> [The request]: Return every record exactly as written.
******************************
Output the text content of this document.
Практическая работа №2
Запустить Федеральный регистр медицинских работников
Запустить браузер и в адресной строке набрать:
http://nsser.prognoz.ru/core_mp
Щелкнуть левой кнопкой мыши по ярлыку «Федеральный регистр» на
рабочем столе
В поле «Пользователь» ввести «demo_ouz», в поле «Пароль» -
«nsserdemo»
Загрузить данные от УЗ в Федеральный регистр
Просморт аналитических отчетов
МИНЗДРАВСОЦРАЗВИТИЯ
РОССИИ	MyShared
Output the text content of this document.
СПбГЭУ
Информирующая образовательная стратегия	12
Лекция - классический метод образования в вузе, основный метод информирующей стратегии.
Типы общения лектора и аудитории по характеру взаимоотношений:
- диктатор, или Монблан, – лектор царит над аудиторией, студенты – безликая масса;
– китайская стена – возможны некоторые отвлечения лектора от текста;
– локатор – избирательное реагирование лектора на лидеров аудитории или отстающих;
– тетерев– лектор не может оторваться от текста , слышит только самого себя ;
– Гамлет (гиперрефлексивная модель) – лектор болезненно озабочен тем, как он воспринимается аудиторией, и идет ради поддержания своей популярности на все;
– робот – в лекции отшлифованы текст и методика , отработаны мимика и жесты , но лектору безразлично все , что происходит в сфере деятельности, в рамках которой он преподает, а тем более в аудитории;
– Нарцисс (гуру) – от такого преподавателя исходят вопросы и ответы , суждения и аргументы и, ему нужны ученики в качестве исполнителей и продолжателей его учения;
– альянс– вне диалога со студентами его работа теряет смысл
******************************
> [Result of this exercise]:
Output the text content of this document.
Практическая работа №2
Запустить Федеральный регистр медицинских работников
Запустить браузер и в адресной строке набрать:
http://nsser.prognoz.ru/core_mp
Щелкнуть левой кнопкой мыши по ярлыку «Федеральный регистр» на
рабочем столе
В поле «Пользователь» ввести «demo_ouz», в поле «Пароль» -
«nsserdemo»
Загрузить данные от УЗ в Федеральный регистр
Просморт аналитических отчетов
МИНЗДРАВСОЦРАЗВИТИЯ
РОССИИ	MyShared
Output the text content of this document.
СПбГЭУ
Информирующая образовательная стратегия	12
Лекция - классический метод образования в вузе, основный метод информирующей стратегии.
Типы общения лектора и аудитории по характеру взаимоотношений:
- диктатор, или Монблан, – лектор царит над аудиторией, студенты – безликая масса;
– китайская стена – возможны некоторые отвлечения лектора от текста;
– локатор – избирательное реагирование лектора на лидеров аудитории или отстающих;
– тетерев– лектор не может оторваться от текста , слышит только самого себя ;
– Гамлет (гиперрефлексивная модель) – лектор болезненно озабочен тем, как он воспринимается аудиторией, и идет ради поддержания своей популярности на все;
– робот – в лекции отшлифованы текст и методика , отработаны мимика и жесты , но лектору безразлично все , что происходит в сфере деятельности, в рамках которой он преподает, а тем более в аудитории;
– Нарцисс (гуру) – от такого преподавателя исходят вопросы и ответы , суждения и аргументы и, ему нужны ученики в качестве исполнителей и продолжателей его учения;
– альянс– вне диалога со студентами его работа теряет смысл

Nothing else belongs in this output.